All the data must come back unchanged, except that pictures are left out.

>> Begin

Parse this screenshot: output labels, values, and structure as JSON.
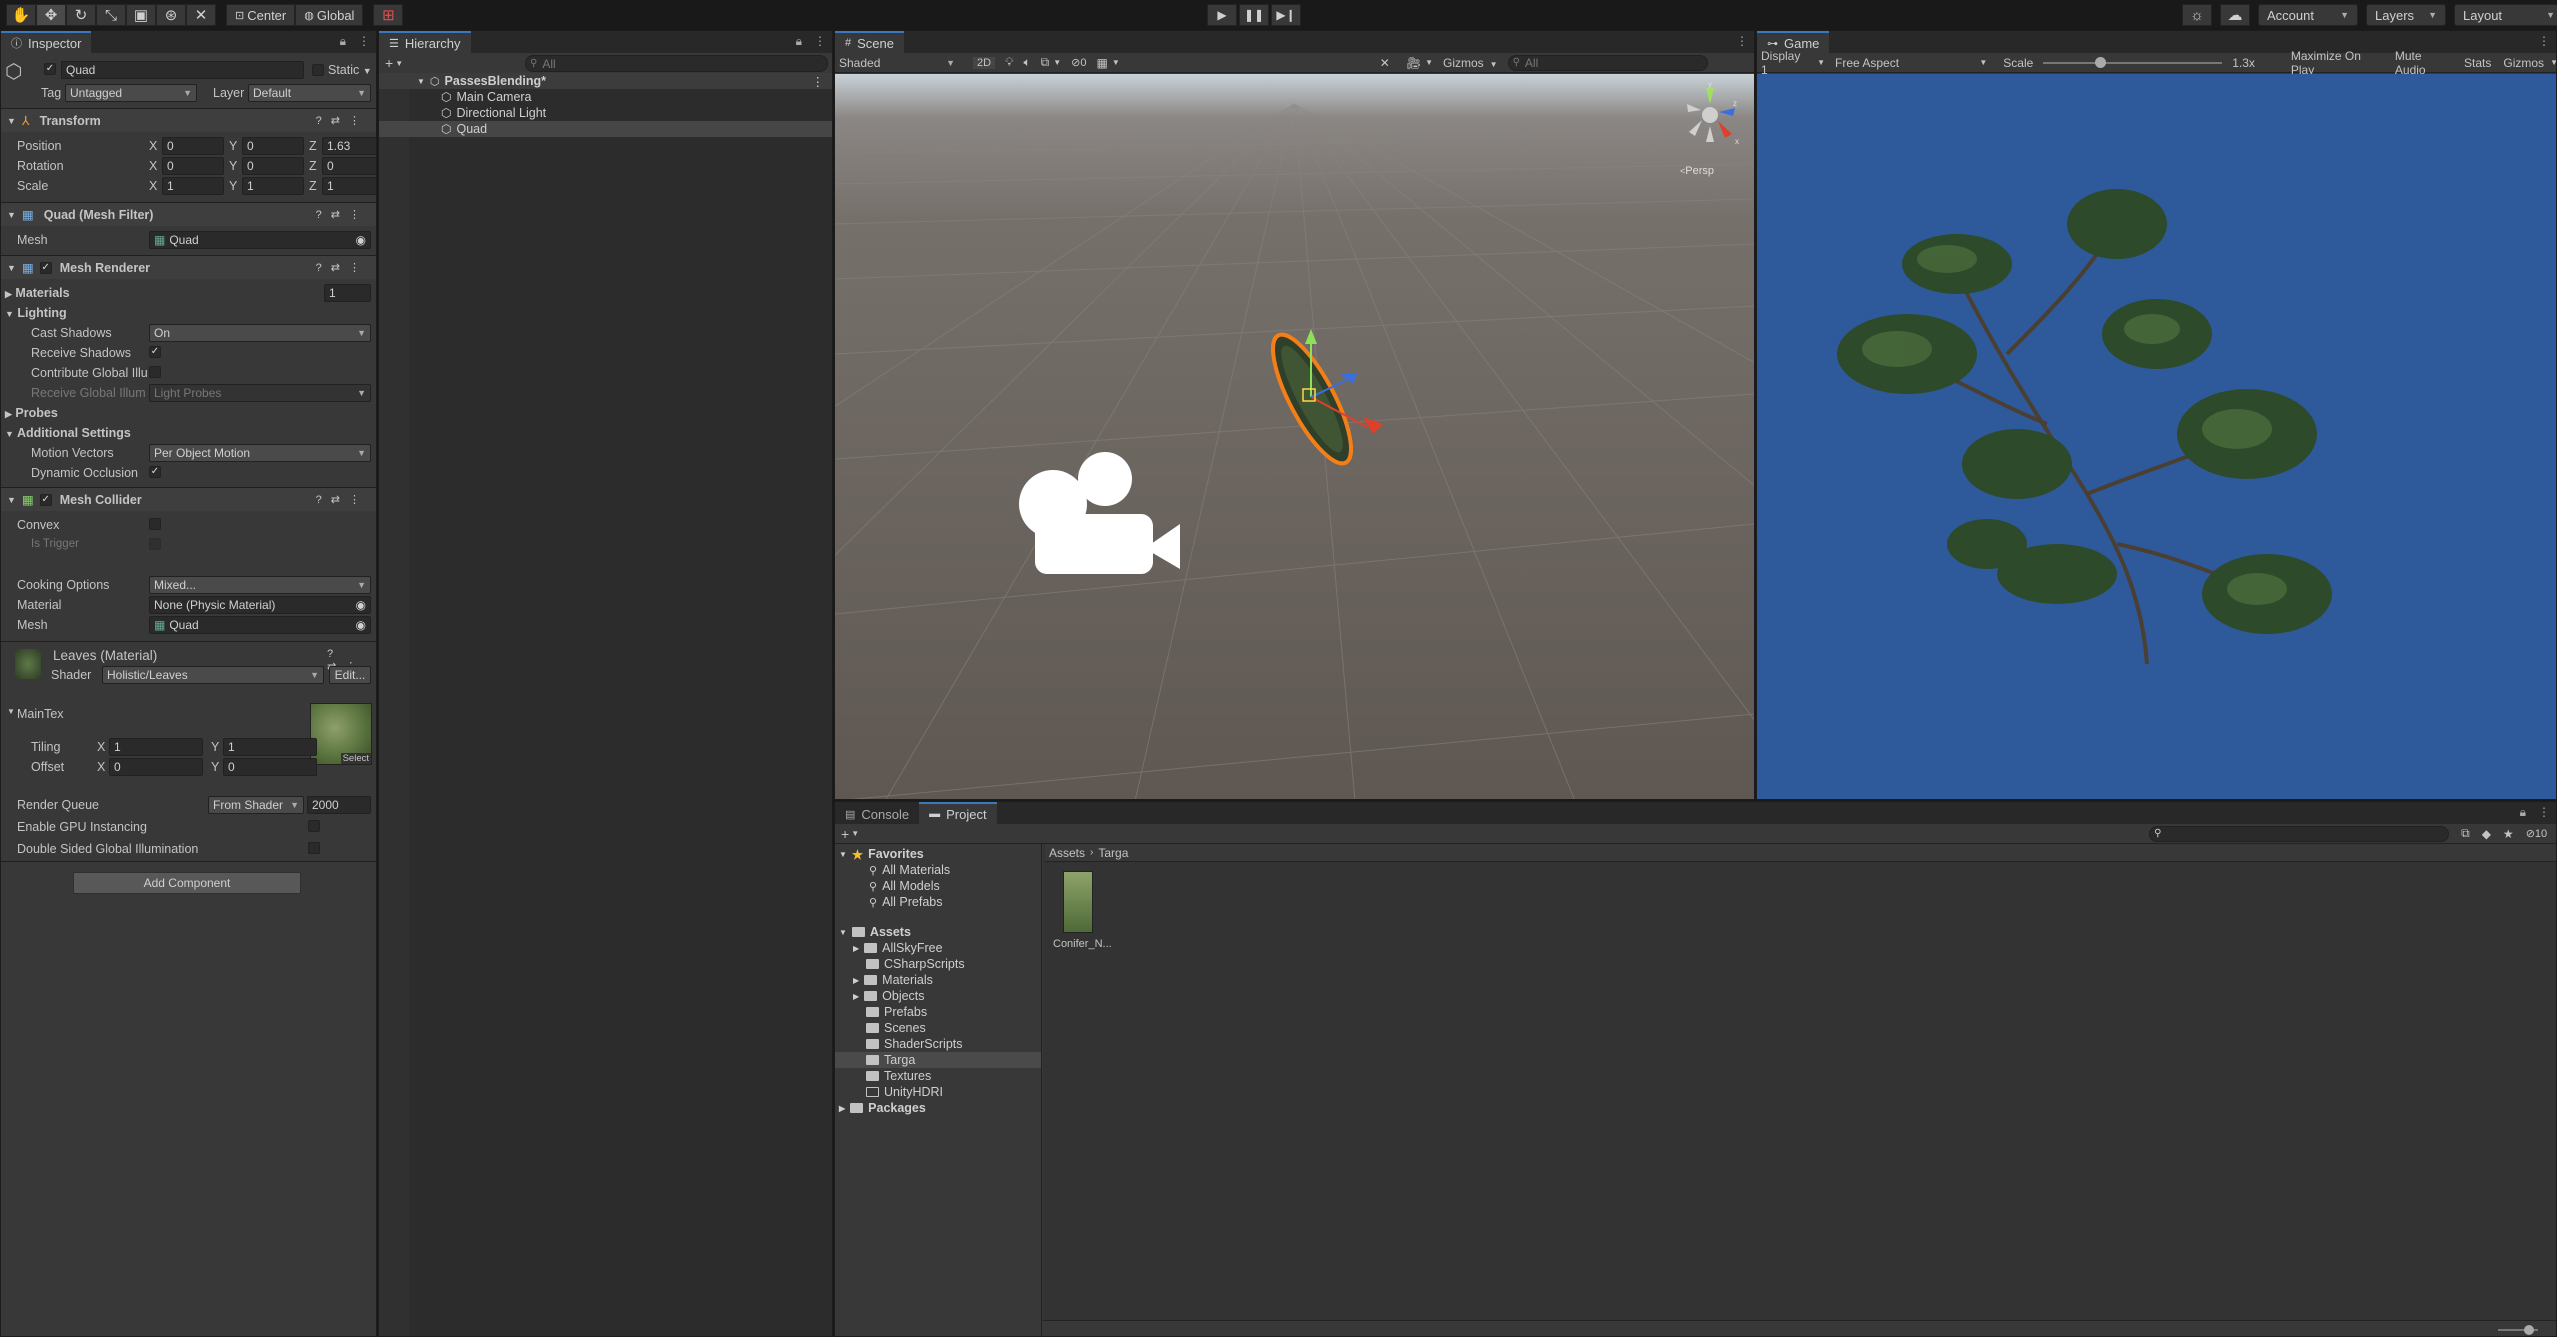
{
  "toolbar": {
    "tools": [
      "hand-tool",
      "move-tool",
      "rotate-tool",
      "scale-tool",
      "rect-tool",
      "transform-tool",
      "custom-tool"
    ],
    "pivot": "Center",
    "space": "Global",
    "account": "Account",
    "layers": "Layers",
    "layout": "Layout"
  },
  "inspector": {
    "tab": "Inspector",
    "object_name": "Quad",
    "static_label": "Static",
    "tag_label": "Tag",
    "tag_value": "Untagged",
    "layer_label": "Layer",
    "layer_value": "Default",
    "transform": {
      "title": "Transform",
      "position": {
        "label": "Position",
        "x": "0",
        "y": "0",
        "z": "1.63"
      },
      "rotation": {
        "label": "Rotation",
        "x": "0",
        "y": "0",
        "z": "0"
      },
      "scale": {
        "label": "Scale",
        "x": "1",
        "y": "1",
        "z": "1"
      }
    },
    "mesh_filter": {
      "title": "Quad (Mesh Filter)",
      "mesh_label": "Mesh",
      "mesh_value": "Quad"
    },
    "mesh_renderer": {
      "title": "Mesh Renderer",
      "materials_label": "Materials",
      "materials_count": "1",
      "lighting": "Lighting",
      "cast_shadows_label": "Cast Shadows",
      "cast_shadows_value": "On",
      "receive_shadows": "Receive Shadows",
      "contribute_gi": "Contribute Global Illu",
      "receive_gi_label": "Receive Global Illum",
      "receive_gi_value": "Light Probes",
      "probes": "Probes",
      "additional": "Additional Settings",
      "motion_vectors_label": "Motion Vectors",
      "motion_vectors_value": "Per Object Motion",
      "dynamic_occlusion": "Dynamic Occlusion"
    },
    "mesh_collider": {
      "title": "Mesh Collider",
      "convex": "Convex",
      "is_trigger": "Is Trigger",
      "cooking_label": "Cooking Options",
      "cooking_value": "Mixed...",
      "material_label": "Material",
      "material_value": "None (Physic Material)",
      "mesh_label": "Mesh",
      "mesh_value": "Quad"
    },
    "material": {
      "title": "Leaves (Material)",
      "shader_label": "Shader",
      "shader_value": "Holistic/Leaves",
      "edit": "Edit...",
      "maintex": "MainTex",
      "tiling_label": "Tiling",
      "tiling_x": "1",
      "tiling_y": "1",
      "offset_label": "Offset",
      "offset_x": "0",
      "offset_y": "0",
      "select": "Select",
      "render_queue_label": "Render Queue",
      "render_queue_mode": "From Shader",
      "render_queue_value": "2000",
      "gpu_instancing": "Enable GPU Instancing",
      "double_sided_gi": "Double Sided Global Illumination"
    },
    "add_component": "Add Component"
  },
  "hierarchy": {
    "tab": "Hierarchy",
    "search_placeholder": "All",
    "scene": "PassesBlending*",
    "items": [
      "Main Camera",
      "Directional Light",
      "Quad"
    ]
  },
  "scene": {
    "tab": "Scene",
    "shading": "Shaded",
    "mode2d": "2D",
    "hidden_count": "0",
    "gizmos": "Gizmos",
    "search_placeholder": "All",
    "persp": "Persp",
    "axis_y": "y",
    "axis_z": "z",
    "axis_x": "x"
  },
  "game": {
    "tab": "Game",
    "display": "Display 1",
    "aspect": "Free Aspect",
    "scale_label": "Scale",
    "scale_value": "1.3x",
    "maximize": "Maximize On Play",
    "mute": "Mute Audio",
    "stats": "Stats",
    "gizmos": "Gizmos"
  },
  "bottom": {
    "console_tab": "Console",
    "project_tab": "Project",
    "hidden_count": "10",
    "favorites": "Favorites",
    "favorite_items": [
      "All Materials",
      "All Models",
      "All Prefabs"
    ],
    "assets": "Assets",
    "folders": [
      "AllSkyFree",
      "CSharpScripts",
      "Materials",
      "Objects",
      "Prefabs",
      "Scenes",
      "ShaderScripts",
      "Targa",
      "Textures",
      "UnityHDRI"
    ],
    "packages": "Packages",
    "breadcrumb": [
      "Assets",
      "Targa"
    ],
    "asset_name": "Conifer_N..."
  },
  "colors": {
    "accent": "#3a79bb",
    "selection_orange": "#f57f17",
    "game_sky": "#2e5a9c"
  }
}
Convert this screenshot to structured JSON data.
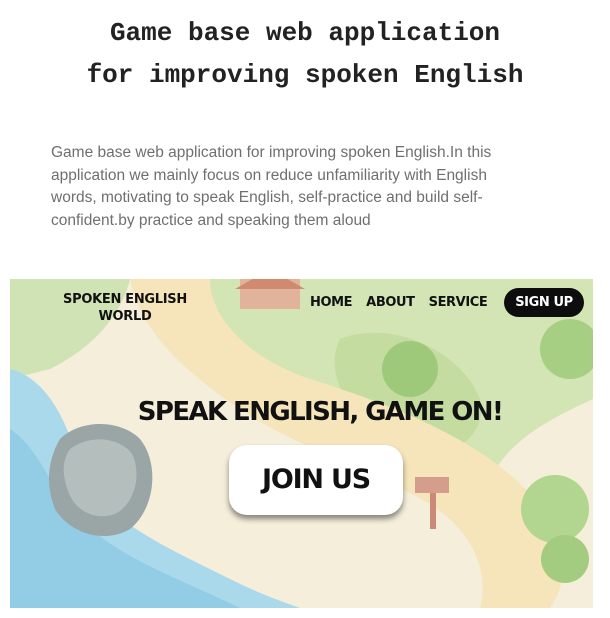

>> End

EXERCISE OUTPUT:
Parse this screenshot: output labels, values, and structure as JSON.
{
  "toolbar": {
    "tools": [
      "hand-tool",
      "move-tool",
      "rotate-tool",
      "scale-tool",
      "rect-tool",
      "transform-tool",
      "custom-tool"
    ],
    "pivot": "Center",
    "space": "Global",
    "account": "Account",
    "layers": "Layers",
    "layout": "Layout"
  },
  "inspector": {
    "tab": "Inspector",
    "object_name": "Quad",
    "static_label": "Static",
    "tag_label": "Tag",
    "tag_value": "Untagged",
    "layer_label": "Layer",
    "layer_value": "Default",
    "transform": {
      "title": "Transform",
      "position": {
        "label": "Position",
        "x": "0",
        "y": "0",
        "z": "1.63"
      },
      "rotation": {
        "label": "Rotation",
        "x": "0",
        "y": "0",
        "z": "0"
      },
      "scale": {
        "label": "Scale",
        "x": "1",
        "y": "1",
        "z": "1"
      }
    },
    "mesh_filter": {
      "title": "Quad (Mesh Filter)",
      "mesh_label": "Mesh",
      "mesh_value": "Quad"
    },
    "mesh_renderer": {
      "title": "Mesh Renderer",
      "materials_label": "Materials",
      "materials_count": "1",
      "lighting": "Lighting",
      "cast_shadows_label": "Cast Shadows",
      "cast_shadows_value": "On",
      "receive_shadows": "Receive Shadows",
      "contribute_gi": "Contribute Global Illu",
      "receive_gi_label": "Receive Global Illum",
      "receive_gi_value": "Light Probes",
      "probes": "Probes",
      "additional": "Additional Settings",
      "motion_vectors_label": "Motion Vectors",
      "motion_vectors_value": "Per Object Motion",
      "dynamic_occlusion": "Dynamic Occlusion"
    },
    "mesh_collider": {
      "title": "Mesh Collider",
      "convex": "Convex",
      "is_trigger": "Is Trigger",
      "cooking_label": "Cooking Options",
      "cooking_value": "Mixed...",
      "material_label": "Material",
      "material_value": "None (Physic Material)",
      "mesh_label": "Mesh",
      "mesh_value": "Quad"
    },
    "material": {
      "title": "Leaves (Material)",
      "shader_label": "Shader",
      "shader_value": "Holistic/Leaves",
      "edit": "Edit...",
      "maintex": "MainTex",
      "tiling_label": "Tiling",
      "tiling_x": "1",
      "tiling_y": "1",
      "offset_label": "Offset",
      "offset_x": "0",
      "offset_y": "0",
      "select": "Select",
      "render_queue_label": "Render Queue",
      "render_queue_mode": "From Shader",
      "render_queue_value": "2000",
      "gpu_instancing": "Enable GPU Instancing",
      "double_sided_gi": "Double Sided Global Illumination"
    },
    "add_component": "Add Component"
  },
  "hierarchy": {
    "tab": "Hierarchy",
    "search_placeholder": "All",
    "scene": "PassesBlending*",
    "items": [
      "Main Camera",
      "Directional Light",
      "Quad"
    ]
  },
  "scene": {
    "tab": "Scene",
    "shading": "Shaded",
    "mode2d": "2D",
    "hidden_count": "0",
    "gizmos": "Gizmos",
    "search_placeholder": "All",
    "persp": "Persp",
    "axis_y": "y",
    "axis_z": "z",
    "axis_x": "x"
  },
  "game": {
    "tab": "Game",
    "display": "Display 1",
    "aspect": "Free Aspect",
    "scale_label": "Scale",
    "scale_value": "1.3x",
    "maximize": "Maximize On Play",
    "mute": "Mute Audio",
    "stats": "Stats",
    "gizmos": "Gizmos"
  },
  "bottom": {
    "console_tab": "Console",
    "project_tab": "Project",
    "hidden_count": "10",
    "favorites": "Favorites",
    "favorite_items": [
      "All Materials",
      "All Models",
      "All Prefabs"
    ],
    "assets": "Assets",
    "folders": [
      "AllSkyFree",
      "CSharpScripts",
      "Materials",
      "Objects",
      "Prefabs",
      "Scenes",
      "ShaderScripts",
      "Targa",
      "Textures",
      "UnityHDRI"
    ],
    "packages": "Packages",
    "breadcrumb": [
      "Assets",
      "Targa"
    ],
    "asset_name": "Conifer_N..."
  },
  "colors": {
    "accent": "#3a79bb",
    "selection_orange": "#f57f17",
    "game_sky": "#2e5a9c"
  }
}
Convert this screenshot to structured JSON data.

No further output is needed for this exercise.